╔══
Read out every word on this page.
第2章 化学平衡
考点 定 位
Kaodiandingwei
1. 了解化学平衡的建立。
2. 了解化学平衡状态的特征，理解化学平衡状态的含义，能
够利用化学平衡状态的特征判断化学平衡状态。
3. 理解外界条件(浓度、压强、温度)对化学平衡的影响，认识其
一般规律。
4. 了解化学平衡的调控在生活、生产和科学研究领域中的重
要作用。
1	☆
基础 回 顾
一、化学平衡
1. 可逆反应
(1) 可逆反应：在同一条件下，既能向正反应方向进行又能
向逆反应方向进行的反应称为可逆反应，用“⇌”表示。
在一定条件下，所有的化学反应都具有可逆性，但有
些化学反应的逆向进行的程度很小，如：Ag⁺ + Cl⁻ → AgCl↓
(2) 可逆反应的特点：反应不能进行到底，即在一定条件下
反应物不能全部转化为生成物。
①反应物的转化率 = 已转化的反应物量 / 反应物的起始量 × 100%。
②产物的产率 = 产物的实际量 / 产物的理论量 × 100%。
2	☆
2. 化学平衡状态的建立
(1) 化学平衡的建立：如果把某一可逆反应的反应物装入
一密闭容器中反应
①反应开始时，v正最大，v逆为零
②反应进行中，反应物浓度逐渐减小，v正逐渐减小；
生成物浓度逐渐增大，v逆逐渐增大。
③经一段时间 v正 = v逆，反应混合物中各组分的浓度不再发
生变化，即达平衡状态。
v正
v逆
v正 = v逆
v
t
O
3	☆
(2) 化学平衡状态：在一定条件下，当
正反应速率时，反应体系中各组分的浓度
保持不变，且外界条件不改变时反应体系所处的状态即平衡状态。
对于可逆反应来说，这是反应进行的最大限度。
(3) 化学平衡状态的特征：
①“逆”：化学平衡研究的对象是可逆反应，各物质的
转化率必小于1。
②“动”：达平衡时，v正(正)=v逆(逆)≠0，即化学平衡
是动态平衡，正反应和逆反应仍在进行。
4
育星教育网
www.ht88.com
╚══
╔══
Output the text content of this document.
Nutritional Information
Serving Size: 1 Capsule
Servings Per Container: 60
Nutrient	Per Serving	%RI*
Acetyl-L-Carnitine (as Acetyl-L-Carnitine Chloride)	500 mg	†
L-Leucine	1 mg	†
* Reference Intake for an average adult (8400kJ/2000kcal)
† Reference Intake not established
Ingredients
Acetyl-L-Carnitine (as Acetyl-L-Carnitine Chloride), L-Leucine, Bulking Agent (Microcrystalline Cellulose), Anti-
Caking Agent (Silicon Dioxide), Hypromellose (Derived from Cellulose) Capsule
╚══
Stated goal. Which lines hold the word "Reference"? Copy every one of them.

Result of the exercise.
* Reference Intake for an average adult (8400kJ/2000kcal)
† Reference Intake not established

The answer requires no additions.